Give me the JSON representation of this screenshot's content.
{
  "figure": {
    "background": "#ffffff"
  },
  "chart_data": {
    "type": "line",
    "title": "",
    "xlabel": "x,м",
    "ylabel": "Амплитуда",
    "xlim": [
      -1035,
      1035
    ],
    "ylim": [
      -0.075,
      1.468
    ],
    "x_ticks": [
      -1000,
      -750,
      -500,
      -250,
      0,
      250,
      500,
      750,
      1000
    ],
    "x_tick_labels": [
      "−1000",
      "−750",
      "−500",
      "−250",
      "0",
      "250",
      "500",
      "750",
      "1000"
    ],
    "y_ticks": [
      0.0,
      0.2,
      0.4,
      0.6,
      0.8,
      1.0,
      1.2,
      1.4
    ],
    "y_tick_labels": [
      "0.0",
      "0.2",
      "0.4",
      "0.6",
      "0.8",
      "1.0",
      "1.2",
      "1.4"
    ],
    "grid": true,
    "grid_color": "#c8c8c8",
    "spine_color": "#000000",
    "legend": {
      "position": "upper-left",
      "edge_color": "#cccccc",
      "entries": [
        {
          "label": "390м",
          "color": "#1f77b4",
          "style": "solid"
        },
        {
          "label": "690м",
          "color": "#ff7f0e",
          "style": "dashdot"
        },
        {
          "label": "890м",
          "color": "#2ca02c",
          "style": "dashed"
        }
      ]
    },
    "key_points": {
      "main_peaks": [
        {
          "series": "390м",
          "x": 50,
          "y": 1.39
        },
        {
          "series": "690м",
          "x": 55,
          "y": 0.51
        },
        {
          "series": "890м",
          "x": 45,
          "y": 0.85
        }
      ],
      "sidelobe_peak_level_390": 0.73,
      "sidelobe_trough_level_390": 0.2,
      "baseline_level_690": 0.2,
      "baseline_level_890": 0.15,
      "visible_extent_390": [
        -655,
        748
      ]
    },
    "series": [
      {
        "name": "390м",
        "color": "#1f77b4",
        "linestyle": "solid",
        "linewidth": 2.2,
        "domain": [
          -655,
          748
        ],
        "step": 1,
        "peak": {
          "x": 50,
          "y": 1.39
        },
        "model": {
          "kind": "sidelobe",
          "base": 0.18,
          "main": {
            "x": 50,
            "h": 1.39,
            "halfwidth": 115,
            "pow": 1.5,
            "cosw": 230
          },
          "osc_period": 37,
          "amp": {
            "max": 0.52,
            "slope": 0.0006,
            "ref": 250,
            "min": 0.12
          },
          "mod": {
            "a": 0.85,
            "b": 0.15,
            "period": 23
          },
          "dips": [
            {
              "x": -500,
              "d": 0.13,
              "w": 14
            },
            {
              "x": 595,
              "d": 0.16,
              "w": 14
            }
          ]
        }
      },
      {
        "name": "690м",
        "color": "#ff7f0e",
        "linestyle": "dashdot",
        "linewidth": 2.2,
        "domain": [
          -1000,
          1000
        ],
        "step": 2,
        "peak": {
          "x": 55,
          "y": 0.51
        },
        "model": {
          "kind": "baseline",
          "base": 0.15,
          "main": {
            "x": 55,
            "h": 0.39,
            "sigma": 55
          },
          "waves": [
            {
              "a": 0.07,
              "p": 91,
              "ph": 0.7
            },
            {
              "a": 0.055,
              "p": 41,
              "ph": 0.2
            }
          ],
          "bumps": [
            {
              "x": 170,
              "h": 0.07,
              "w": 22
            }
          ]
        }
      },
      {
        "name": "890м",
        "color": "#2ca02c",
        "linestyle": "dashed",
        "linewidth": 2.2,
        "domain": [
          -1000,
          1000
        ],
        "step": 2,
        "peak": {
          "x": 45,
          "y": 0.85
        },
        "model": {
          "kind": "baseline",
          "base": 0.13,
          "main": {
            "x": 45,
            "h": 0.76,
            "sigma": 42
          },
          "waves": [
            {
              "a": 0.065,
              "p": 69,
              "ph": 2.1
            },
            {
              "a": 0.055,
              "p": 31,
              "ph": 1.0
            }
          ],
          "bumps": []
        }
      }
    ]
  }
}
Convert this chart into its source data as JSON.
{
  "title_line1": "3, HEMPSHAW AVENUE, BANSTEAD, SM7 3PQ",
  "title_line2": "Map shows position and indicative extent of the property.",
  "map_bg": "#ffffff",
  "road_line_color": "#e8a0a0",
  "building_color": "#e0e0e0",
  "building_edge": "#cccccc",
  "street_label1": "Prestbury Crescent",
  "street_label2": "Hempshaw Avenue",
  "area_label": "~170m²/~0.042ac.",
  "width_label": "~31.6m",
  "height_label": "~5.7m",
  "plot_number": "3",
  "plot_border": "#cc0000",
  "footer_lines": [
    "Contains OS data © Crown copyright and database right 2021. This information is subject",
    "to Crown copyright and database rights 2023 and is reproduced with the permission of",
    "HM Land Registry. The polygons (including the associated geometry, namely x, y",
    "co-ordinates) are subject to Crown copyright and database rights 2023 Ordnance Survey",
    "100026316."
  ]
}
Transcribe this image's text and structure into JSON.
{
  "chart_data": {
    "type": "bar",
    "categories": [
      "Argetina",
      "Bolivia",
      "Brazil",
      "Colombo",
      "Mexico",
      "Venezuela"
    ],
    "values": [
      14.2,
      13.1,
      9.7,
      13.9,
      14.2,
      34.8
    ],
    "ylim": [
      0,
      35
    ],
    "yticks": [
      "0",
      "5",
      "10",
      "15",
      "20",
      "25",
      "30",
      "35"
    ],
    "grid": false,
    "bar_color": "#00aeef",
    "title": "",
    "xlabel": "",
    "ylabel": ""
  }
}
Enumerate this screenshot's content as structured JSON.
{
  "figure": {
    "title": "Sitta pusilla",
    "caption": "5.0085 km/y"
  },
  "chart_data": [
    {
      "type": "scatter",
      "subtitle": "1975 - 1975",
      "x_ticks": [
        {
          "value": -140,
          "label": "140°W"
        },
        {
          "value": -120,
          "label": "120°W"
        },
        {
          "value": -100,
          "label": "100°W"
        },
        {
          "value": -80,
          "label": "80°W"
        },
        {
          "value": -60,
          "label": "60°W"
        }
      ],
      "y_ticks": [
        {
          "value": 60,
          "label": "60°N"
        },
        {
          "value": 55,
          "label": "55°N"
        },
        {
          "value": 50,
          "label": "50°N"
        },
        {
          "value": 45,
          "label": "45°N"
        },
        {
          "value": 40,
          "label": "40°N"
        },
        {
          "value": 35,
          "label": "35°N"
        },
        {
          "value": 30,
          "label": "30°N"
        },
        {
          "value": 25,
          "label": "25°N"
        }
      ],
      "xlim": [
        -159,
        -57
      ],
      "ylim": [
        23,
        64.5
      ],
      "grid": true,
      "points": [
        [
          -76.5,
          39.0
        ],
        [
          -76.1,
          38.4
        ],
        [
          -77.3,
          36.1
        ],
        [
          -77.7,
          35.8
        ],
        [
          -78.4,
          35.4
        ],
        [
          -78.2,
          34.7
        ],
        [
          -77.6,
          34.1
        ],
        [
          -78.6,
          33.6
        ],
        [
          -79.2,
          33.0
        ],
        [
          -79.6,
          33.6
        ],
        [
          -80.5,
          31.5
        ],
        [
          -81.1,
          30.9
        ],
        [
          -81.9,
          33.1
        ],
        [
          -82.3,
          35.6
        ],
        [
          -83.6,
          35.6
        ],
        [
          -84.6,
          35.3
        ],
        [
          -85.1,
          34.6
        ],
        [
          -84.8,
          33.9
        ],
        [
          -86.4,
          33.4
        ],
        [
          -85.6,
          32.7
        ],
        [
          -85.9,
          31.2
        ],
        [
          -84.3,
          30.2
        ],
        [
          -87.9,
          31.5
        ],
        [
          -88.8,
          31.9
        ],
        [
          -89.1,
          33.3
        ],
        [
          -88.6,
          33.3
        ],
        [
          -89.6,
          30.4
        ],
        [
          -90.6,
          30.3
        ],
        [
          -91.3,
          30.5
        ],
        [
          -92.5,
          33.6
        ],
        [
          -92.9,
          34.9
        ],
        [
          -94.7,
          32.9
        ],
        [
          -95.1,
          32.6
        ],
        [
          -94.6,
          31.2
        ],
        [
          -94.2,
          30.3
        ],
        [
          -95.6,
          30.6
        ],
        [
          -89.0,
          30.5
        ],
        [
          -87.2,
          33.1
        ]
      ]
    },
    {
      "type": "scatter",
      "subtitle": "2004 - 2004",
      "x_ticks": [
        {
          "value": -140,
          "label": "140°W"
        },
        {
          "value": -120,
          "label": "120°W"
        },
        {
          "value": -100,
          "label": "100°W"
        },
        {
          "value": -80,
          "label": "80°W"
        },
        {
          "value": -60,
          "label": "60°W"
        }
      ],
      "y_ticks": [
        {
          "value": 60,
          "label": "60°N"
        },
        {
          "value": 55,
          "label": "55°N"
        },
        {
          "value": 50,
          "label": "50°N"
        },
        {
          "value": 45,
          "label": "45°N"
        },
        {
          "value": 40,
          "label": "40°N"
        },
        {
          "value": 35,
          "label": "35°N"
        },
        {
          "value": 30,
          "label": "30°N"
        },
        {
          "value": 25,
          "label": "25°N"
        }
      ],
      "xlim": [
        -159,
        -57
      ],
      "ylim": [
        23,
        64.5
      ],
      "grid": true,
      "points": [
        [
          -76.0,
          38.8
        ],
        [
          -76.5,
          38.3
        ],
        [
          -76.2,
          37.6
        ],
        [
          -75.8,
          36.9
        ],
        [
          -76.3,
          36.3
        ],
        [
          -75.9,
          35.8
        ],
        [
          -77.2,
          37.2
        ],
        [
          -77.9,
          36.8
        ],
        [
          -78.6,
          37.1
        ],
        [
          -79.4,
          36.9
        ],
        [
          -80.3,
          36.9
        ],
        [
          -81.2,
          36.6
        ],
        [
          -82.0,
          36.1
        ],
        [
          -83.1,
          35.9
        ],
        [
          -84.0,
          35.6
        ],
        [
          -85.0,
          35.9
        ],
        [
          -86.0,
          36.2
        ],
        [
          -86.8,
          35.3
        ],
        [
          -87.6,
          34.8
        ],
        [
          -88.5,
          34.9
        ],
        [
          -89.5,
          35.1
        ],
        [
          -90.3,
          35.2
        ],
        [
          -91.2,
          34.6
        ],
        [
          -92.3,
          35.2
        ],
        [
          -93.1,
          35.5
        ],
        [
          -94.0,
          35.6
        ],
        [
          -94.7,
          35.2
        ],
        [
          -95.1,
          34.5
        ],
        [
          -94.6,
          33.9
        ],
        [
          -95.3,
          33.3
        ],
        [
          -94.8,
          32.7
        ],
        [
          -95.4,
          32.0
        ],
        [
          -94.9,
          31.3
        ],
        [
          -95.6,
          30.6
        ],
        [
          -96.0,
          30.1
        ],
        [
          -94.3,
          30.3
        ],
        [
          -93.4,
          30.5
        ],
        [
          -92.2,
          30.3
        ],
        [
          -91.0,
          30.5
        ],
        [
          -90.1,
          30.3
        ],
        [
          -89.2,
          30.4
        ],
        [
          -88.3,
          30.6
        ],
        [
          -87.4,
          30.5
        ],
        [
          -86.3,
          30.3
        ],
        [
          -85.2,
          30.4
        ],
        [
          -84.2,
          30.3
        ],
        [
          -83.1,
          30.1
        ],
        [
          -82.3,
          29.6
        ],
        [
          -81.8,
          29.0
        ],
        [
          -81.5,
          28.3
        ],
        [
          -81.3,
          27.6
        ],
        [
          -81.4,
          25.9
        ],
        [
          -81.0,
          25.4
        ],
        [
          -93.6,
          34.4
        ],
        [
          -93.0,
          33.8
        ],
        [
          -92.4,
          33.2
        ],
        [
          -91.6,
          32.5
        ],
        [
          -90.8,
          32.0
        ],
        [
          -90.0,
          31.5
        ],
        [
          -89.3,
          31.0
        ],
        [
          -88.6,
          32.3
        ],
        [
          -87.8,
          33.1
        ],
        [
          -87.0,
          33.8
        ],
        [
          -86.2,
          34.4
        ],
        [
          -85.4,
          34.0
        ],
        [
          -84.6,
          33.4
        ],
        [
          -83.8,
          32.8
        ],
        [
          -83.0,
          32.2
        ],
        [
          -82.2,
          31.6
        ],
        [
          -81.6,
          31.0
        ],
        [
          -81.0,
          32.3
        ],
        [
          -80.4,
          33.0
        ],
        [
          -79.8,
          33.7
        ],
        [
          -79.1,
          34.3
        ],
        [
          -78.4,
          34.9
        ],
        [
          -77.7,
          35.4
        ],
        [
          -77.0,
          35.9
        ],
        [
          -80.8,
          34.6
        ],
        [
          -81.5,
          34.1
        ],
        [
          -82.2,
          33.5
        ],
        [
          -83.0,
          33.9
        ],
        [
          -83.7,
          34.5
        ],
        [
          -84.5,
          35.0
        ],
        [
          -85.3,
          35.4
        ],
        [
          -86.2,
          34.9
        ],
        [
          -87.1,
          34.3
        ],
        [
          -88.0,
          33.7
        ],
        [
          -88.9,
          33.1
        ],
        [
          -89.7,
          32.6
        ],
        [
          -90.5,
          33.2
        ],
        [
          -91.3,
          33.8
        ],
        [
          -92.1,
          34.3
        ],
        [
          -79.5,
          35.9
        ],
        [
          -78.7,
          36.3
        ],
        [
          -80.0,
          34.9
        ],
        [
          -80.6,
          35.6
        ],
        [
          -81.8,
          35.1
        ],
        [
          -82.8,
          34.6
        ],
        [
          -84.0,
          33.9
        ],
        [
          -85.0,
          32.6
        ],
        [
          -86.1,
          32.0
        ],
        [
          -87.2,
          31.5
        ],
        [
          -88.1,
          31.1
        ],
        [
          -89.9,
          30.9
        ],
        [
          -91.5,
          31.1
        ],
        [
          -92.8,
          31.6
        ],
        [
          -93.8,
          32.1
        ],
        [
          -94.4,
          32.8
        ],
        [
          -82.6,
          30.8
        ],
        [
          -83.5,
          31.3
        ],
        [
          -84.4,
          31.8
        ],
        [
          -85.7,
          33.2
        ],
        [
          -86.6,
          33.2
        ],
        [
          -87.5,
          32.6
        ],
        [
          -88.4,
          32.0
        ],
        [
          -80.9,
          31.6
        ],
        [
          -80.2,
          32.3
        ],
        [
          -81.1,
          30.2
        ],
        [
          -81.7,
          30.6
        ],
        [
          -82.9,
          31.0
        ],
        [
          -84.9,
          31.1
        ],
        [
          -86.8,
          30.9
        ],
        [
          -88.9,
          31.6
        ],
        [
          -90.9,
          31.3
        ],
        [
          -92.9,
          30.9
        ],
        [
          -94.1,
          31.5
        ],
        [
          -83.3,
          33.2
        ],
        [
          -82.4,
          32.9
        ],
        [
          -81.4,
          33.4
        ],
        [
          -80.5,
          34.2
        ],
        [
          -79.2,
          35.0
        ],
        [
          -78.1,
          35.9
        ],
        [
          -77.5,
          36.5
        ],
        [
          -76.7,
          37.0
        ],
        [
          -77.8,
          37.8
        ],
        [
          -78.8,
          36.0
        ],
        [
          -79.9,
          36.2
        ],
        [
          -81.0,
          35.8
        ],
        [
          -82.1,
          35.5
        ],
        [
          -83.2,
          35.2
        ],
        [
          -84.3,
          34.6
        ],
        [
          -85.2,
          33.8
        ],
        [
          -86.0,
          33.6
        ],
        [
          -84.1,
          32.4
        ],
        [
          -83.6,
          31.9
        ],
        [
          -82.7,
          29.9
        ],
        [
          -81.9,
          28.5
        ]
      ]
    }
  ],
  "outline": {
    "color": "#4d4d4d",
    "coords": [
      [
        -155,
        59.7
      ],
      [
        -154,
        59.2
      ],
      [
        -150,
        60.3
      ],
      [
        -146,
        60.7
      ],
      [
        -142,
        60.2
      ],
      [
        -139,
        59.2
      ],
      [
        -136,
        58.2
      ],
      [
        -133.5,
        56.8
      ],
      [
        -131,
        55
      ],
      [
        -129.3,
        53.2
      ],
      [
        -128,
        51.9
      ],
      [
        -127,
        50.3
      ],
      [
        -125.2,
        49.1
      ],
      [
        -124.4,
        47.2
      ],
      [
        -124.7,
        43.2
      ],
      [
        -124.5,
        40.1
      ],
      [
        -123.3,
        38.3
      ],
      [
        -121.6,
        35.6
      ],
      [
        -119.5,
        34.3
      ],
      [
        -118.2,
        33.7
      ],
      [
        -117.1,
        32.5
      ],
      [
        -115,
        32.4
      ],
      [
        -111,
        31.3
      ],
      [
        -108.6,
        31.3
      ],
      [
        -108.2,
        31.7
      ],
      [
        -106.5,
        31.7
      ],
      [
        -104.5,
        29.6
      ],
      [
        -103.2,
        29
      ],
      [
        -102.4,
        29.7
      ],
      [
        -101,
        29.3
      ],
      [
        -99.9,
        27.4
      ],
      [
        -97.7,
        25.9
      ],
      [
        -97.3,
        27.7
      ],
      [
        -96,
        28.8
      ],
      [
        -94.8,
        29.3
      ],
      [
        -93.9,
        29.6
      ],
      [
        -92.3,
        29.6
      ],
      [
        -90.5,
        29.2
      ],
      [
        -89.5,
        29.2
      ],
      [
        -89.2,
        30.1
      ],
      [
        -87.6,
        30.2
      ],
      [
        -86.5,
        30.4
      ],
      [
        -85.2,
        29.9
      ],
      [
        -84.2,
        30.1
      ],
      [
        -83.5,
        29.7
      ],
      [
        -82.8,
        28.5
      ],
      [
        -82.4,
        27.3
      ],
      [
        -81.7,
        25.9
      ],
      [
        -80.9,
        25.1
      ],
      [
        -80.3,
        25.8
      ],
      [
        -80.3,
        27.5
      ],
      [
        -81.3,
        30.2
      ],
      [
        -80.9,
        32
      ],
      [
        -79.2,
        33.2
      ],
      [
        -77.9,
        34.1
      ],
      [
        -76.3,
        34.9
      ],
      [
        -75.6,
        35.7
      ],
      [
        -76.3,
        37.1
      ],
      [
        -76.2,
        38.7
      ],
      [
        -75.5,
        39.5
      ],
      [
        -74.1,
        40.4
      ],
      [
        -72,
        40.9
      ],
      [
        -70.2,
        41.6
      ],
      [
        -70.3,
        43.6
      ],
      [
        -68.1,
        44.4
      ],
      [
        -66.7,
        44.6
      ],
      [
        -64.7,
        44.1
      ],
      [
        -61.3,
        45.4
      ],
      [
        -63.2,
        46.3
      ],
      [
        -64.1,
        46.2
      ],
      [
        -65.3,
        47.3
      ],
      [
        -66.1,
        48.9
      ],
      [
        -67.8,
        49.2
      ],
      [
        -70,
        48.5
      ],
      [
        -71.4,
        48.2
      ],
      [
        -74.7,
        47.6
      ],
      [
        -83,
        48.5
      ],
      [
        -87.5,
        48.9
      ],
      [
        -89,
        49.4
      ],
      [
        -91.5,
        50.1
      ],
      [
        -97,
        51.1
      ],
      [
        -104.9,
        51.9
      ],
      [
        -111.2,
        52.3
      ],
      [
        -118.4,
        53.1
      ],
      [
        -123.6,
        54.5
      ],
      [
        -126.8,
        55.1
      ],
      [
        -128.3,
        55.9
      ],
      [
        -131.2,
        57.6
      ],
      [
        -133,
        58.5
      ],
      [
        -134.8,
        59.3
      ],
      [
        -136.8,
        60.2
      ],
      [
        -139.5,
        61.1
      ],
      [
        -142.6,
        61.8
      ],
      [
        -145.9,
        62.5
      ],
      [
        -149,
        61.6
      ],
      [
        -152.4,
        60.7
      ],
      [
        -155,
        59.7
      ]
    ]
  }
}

══════════════════════════════

■ **WHAT THE TASK REQUIRES**
What is the number of lines in this listing that contain the word "series"? Answer with that number and nothing else.

■ **COMPLETE ANSWER**
4